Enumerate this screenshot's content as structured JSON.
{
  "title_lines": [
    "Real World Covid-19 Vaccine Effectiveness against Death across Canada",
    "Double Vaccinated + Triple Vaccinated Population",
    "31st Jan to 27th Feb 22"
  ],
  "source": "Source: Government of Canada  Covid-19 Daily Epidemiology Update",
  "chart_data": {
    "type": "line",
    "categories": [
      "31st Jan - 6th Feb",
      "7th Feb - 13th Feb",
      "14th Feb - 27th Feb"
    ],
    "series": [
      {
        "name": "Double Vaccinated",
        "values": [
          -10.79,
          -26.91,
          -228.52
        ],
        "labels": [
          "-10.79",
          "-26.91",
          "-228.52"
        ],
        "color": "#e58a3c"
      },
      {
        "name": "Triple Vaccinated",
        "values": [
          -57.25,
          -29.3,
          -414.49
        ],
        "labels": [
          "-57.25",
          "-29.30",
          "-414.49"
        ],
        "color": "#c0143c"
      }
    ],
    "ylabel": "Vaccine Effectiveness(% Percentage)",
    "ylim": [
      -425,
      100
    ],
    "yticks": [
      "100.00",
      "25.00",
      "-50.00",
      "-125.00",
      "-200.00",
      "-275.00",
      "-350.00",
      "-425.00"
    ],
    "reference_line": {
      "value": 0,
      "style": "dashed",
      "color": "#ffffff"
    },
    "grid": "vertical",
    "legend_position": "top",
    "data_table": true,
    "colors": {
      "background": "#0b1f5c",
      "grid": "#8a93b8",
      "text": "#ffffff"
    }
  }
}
——
Task objective -> In the entries above, find each line with the word "Triple" and show it.

Exercise result ->
    "Double Vaccinated + Triple Vaccinated Population",
        "name": "Triple Vaccinated",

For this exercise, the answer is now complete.